> **Document passage**:
* Begin *

# Elephant ears



## Bombalurina (Oct 10, 2011)

A quick question - does anyone know of any health problems associated with elephant ears? I know that doubletails are more prone to swimbladder, feathertails have swimming issues, etc, so I was wondering if there were any that went along with such giant pectoral fins. Don't worry if no one does know, because I think I'm right in saying it's still a fairly new trend, but if anyone does, I'd just love to know.


----------



## MaisyDawgThirteen (Dec 7, 2011)

I thought I heard they had swim bladder issues too?
To be honest, i'm not sure.


----------



## registereduser (Jul 30, 2010)

Do you have one yet?

Am I the only one in this forum that has an elephant ear betta?

<<< that's him.

I've only had him a few days, he's a PetCo fish, and he seems incredibly healthy so far.


----------



## Bombalurina (Oct 10, 2011)

They aren't readily available here. I don't own one, but I just wanted to know in case I was ever considering one in the future.


----------



## HatsuneMiku (Jul 29, 2011)

i have a dumbo ear OHM rose tail ..

when i got him i space conditioned him so that his fins would be stronger .. which means he started out from his cup and went to 0.5g for 2 weeks .. when i noticed he would swim around more instead of just lazing around after the 2 weeks i them put him in a 2.5 g tank .. but only filled 1g .. for about 2 weeks .. when i started seeing that he swims around better i added more water to the tank .. then he went to a 5g .. and i kept this process up till he was put in his 10g permanent home .. and he swims around awesomely in his 10g tank with no problems so far

this process took 17 weeks .. and sometimes i still see him lazying around lounge swimming .. where he'll swim for a little bit then just be still .. unlike my shorter eared bettas where they are always flapping their ears .. he'll stop flapping and lounge in place =D

so far i haven't noticed any swimming issues or swim bladder problems or drowning/sinking problems in him .. which are some of the problems with dumbos cus they are so heavy they just sink .. but i do think that fin strengthening really helped out with that ...

but really he's not much different then my other HM's


----------

* End *

> **Provided material**:
* Begin *

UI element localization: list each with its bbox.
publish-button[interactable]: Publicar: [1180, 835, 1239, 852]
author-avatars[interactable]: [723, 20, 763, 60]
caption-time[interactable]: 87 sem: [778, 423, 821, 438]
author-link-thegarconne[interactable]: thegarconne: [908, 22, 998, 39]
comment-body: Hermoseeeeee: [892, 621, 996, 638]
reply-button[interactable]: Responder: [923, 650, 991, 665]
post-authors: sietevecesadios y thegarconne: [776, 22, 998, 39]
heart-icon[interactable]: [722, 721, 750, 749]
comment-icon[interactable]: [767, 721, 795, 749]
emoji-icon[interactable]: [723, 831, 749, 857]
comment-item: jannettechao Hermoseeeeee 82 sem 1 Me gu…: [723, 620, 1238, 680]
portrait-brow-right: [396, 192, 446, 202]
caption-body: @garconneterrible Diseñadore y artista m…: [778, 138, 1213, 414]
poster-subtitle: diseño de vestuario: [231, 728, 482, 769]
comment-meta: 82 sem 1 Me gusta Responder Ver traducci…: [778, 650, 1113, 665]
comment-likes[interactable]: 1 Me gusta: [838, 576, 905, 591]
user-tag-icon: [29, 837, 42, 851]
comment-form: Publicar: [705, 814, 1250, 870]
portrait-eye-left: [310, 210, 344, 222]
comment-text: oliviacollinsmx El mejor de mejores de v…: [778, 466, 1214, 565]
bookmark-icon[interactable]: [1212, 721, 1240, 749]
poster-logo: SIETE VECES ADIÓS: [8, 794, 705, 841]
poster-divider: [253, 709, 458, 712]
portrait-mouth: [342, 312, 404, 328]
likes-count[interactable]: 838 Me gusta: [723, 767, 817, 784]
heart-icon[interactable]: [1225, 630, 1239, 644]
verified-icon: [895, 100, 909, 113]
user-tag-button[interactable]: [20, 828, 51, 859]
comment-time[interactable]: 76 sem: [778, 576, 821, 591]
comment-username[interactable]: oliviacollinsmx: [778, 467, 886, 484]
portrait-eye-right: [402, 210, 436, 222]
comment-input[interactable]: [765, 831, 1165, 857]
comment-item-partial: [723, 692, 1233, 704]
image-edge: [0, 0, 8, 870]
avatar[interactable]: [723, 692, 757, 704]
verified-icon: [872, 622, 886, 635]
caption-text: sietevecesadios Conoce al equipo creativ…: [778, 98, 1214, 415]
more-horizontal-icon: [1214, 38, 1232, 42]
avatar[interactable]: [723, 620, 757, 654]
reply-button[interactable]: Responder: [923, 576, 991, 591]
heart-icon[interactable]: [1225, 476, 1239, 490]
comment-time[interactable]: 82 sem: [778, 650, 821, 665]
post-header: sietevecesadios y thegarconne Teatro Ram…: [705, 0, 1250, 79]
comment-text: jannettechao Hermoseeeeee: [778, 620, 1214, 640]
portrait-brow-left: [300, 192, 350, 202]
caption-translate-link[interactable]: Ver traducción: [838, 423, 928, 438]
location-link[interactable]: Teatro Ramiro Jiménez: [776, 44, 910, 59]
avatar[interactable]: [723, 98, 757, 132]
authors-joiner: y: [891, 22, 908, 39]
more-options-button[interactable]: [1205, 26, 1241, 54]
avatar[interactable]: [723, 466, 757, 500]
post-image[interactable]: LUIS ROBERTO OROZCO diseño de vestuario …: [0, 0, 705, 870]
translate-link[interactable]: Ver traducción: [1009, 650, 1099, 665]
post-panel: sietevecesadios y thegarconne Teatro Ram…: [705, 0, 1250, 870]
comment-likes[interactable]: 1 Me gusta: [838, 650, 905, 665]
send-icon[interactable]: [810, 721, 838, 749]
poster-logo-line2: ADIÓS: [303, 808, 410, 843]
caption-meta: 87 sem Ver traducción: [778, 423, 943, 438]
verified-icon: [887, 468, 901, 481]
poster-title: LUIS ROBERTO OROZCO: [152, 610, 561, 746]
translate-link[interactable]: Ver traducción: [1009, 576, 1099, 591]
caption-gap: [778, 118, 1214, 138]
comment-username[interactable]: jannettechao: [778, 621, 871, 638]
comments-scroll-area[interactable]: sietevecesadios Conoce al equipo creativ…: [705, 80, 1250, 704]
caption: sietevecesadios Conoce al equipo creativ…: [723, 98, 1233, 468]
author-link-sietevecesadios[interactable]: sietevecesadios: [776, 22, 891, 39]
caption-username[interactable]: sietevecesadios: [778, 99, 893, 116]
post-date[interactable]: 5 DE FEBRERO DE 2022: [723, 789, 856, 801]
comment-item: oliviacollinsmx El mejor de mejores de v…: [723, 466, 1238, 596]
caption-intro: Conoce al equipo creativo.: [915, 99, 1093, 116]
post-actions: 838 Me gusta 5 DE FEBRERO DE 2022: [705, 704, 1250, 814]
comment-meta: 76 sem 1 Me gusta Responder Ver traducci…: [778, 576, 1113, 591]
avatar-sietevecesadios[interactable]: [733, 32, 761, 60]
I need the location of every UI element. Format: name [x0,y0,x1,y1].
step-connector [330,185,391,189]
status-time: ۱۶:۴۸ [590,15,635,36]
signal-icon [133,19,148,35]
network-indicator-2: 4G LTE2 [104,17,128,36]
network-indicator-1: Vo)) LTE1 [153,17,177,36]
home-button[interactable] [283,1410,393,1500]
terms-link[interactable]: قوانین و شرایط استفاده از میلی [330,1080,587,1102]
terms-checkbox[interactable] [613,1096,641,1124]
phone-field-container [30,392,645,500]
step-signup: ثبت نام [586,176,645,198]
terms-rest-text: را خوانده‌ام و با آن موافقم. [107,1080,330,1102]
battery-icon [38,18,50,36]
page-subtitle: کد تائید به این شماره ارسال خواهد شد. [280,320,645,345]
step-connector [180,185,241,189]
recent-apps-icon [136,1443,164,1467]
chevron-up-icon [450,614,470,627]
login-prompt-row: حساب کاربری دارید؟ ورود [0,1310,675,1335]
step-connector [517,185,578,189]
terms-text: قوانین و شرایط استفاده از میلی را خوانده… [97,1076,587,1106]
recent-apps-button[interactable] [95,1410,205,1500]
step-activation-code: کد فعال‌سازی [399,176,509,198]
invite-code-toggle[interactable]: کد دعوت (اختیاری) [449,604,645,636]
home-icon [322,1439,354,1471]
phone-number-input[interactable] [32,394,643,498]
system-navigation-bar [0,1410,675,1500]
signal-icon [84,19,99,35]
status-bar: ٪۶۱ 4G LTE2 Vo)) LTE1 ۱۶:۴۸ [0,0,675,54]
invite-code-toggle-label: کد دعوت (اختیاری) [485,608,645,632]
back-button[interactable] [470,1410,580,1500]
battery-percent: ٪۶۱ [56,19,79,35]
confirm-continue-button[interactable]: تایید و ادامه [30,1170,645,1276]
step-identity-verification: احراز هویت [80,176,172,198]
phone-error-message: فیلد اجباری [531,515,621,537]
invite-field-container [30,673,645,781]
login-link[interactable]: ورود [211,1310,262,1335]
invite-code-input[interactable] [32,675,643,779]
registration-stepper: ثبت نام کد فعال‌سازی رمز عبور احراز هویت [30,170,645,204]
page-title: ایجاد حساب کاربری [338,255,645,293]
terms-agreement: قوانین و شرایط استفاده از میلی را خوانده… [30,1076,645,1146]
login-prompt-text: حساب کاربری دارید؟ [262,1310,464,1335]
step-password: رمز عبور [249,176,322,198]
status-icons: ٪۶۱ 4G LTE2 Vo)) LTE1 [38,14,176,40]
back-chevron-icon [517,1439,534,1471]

* End *

> **Problems and tasks**:
- a) Condense the paragraph of the elephant ear thread that begins "when i got him i space conditioned him" into a short list, keeping its main facts.
- b) In the elephant ear thread, how long did the fin-strengthening process take?
- c) Retype the passage of the elephant ear thread starting with "A quick question" and going on through "(Dec 7, 2011)".
You can complete this without the records.

> **Correct answers**:
- a)
- Space conditioned the fish on arrival to make its fins stronger.
- Moved it from its cup to 0.5g for 2 weeks.
- Once it swam around more instead of lazing, put it in a 2.5g tank filled to only 1g for about 2 weeks.
- Added more water as its swimming improved.
- Moved it to a 5g and kept the process going until it reached its permanent 10g home.
- It now swims well in the 10g tank with no problems so far.

- b) 17 weeks.

- c)
A quick question - does anyone know of any health problems associated with elephant ears? I know that doubletails are more prone to swimbladder, feathertails have swimming issues, etc, so I was wondering if there were any that went along with such giant pectoral fins. Don't worry if no one does know, because I think I'm right in saying it's still a fairly new trend, but if anyone does, I'd just love to know.


----------



## MaisyDawgThirteen (Dec 7, 2011)